- Task instructions:
Collect every line of the records below that contains the word "物体可能沿曲线".

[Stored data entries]
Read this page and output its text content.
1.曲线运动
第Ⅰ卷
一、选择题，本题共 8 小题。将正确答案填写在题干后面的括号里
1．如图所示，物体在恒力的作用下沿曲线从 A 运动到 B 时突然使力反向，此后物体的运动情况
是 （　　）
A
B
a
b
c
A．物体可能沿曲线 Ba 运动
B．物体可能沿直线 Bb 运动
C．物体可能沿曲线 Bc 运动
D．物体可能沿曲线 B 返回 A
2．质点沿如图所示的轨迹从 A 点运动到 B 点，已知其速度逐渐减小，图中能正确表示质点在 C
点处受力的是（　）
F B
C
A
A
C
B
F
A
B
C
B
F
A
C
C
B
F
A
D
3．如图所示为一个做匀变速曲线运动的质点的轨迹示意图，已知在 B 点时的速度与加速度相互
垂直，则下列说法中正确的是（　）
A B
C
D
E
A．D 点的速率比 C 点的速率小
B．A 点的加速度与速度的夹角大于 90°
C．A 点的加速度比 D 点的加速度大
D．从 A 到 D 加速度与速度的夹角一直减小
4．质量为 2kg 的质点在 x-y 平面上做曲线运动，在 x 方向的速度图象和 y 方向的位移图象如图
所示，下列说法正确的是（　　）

- Result for this task:
A．物体可能沿曲线 Ba 运动
C．物体可能沿曲线 Bc 运动
D．物体可能沿曲线 B 返回 A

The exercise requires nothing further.